━━━━━ ENTRIES ━━━━━

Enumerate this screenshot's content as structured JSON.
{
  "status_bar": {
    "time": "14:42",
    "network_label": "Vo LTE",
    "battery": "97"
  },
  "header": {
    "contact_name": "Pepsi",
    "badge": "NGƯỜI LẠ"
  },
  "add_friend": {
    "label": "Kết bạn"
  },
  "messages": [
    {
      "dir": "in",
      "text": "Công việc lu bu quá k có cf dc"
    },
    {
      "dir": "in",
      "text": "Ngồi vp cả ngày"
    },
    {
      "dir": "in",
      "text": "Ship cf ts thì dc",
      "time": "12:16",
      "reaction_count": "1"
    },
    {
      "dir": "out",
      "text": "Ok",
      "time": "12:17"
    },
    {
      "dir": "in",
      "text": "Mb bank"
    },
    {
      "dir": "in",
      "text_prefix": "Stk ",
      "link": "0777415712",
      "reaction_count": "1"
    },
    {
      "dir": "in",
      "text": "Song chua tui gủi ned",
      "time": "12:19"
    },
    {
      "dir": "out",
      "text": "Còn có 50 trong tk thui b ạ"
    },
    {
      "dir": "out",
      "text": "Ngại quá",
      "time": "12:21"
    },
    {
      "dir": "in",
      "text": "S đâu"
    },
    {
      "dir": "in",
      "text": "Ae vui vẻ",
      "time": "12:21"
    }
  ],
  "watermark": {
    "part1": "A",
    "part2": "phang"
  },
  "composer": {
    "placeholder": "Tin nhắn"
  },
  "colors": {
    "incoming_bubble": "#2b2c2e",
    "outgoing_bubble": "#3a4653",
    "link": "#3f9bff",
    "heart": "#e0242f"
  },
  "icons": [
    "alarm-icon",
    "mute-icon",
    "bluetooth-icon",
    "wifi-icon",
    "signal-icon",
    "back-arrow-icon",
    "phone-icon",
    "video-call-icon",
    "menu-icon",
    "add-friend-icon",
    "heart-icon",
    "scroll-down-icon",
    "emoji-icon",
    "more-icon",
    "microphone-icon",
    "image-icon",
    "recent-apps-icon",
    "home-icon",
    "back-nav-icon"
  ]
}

━━━━━

Type out all of the material again, word for word.

**PROBLEM SOLUTION**.
Enumerate this screenshot's content as structured JSON.
{
  "status_bar": {
    "time": "14:42",
    "network_label": "Vo LTE",
    "battery": "97"
  },
  "header": {
    "contact_name": "Pepsi",
    "badge": "NGƯỜI LẠ"
  },
  "add_friend": {
    "label": "Kết bạn"
  },
  "messages": [
    {
      "dir": "in",
      "text": "Công việc lu bu quá k có cf dc"
    },
    {
      "dir": "in",
      "text": "Ngồi vp cả ngày"
    },
    {
      "dir": "in",
      "text": "Ship cf ts thì dc",
      "time": "12:16",
      "reaction_count": "1"
    },
    {
      "dir": "out",
      "text": "Ok",
      "time": "12:17"
    },
    {
      "dir": "in",
      "text": "Mb bank"
    },
    {
      "dir": "in",
      "text_prefix": "Stk ",
      "link": "0777415712",
      "reaction_count": "1"
    },
    {
      "dir": "in",
      "text": "Song chua tui gủi ned",
      "time": "12:19"
    },
    {
      "dir": "out",
      "text": "Còn có 50 trong tk thui b ạ"
    },
    {
      "dir": "out",
      "text": "Ngại quá",
      "time": "12:21"
    },
    {
      "dir": "in",
      "text": "S đâu"
    },
    {
      "dir": "in",
      "text": "Ae vui vẻ",
      "time": "12:21"
    }
  ],
  "watermark": {
    "part1": "A",
    "part2": "phang"
  },
  "composer": {
    "placeholder": "Tin nhắn"
  },
  "colors": {
    "incoming_bubble": "#2b2c2e",
    "outgoing_bubble": "#3a4653",
    "link": "#3f9bff",
    "heart": "#e0242f"
  },
  "icons": [
    "alarm-icon",
    "mute-icon",
    "bluetooth-icon",
    "wifi-icon",
    "signal-icon",
    "back-arrow-icon",
    "phone-icon",
    "video-call-icon",
    "menu-icon",
    "add-friend-icon",
    "heart-icon",
    "scroll-down-icon",
    "emoji-icon",
    "more-icon",
    "microphone-icon",
    "image-icon",
    "recent-apps-icon",
    "home-icon",
    "back-nav-icon"
  ]
}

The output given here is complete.